DATASET EXCERPTS:
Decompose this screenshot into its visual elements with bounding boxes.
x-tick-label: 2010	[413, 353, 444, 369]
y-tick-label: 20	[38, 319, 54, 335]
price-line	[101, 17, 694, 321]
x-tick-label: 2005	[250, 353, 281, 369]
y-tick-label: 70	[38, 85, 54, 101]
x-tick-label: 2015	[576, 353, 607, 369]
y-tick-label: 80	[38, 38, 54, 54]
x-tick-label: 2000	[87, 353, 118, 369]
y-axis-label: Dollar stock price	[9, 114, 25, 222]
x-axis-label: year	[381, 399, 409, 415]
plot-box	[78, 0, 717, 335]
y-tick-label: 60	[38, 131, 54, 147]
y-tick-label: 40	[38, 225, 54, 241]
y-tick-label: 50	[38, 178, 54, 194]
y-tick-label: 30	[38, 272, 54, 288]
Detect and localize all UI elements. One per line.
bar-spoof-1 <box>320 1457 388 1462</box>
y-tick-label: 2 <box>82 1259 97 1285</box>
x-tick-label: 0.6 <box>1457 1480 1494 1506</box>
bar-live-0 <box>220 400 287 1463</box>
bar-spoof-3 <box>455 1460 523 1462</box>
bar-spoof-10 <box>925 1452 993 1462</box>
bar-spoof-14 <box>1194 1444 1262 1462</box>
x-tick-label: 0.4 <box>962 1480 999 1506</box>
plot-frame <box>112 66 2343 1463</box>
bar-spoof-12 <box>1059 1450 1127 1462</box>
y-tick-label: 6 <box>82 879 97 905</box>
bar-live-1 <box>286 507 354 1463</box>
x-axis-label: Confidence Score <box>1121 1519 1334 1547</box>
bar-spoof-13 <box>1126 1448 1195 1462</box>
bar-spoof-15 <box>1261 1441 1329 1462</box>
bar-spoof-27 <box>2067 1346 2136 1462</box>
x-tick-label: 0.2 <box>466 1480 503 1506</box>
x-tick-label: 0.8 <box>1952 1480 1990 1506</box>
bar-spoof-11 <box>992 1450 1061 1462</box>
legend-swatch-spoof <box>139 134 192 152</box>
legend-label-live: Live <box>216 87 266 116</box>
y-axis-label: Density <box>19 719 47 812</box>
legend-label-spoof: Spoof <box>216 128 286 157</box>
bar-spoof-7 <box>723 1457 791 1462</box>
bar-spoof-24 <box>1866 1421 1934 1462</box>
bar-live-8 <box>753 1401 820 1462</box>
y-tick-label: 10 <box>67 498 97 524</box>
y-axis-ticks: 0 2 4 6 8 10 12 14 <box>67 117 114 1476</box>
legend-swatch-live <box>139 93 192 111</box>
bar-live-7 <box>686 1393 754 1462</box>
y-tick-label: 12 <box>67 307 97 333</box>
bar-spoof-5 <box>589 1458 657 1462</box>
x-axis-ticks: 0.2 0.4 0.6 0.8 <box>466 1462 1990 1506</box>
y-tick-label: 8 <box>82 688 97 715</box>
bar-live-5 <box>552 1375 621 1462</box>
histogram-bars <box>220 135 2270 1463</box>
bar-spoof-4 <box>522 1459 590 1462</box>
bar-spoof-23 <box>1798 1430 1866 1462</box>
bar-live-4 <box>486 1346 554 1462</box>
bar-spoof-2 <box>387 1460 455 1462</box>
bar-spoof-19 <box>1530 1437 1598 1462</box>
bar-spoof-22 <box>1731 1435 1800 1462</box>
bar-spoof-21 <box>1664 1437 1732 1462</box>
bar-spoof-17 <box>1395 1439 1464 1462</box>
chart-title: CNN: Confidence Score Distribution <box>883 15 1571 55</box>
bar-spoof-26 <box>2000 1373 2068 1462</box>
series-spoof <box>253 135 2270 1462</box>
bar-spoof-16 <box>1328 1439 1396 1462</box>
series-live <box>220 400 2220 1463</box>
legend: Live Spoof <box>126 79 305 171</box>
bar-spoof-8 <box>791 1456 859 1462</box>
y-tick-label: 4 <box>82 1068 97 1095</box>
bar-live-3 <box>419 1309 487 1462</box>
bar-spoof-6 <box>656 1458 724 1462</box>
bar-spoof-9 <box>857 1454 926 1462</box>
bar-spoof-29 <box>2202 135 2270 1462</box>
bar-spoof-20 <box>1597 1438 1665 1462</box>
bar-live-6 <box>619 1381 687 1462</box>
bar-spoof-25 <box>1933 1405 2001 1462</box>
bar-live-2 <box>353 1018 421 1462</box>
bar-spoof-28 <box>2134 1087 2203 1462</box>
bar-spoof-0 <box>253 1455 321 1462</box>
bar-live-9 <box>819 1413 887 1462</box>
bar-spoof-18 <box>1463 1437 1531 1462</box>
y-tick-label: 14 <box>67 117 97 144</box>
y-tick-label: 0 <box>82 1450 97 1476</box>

INSTRUCTIONS TO FOLLOW: Reproduce word for word the stretch of rows from the first row through the row containing "y-axis-label: Dollar stock", including both of those rows.

REPLY TO THE EXERCISE:
Decompose this screenshot into its visual elements with bounding boxes.
x-tick-label: 2010	[413, 353, 444, 369]
y-tick-label: 20	[38, 319, 54, 335]
price-line	[101, 17, 694, 321]
x-tick-label: 2005	[250, 353, 281, 369]
y-tick-label: 70	[38, 85, 54, 101]
x-tick-label: 2015	[576, 353, 607, 369]
y-tick-label: 80	[38, 38, 54, 54]
x-tick-label: 2000	[87, 353, 118, 369]
y-axis-label: Dollar stock price	[9, 114, 25, 222]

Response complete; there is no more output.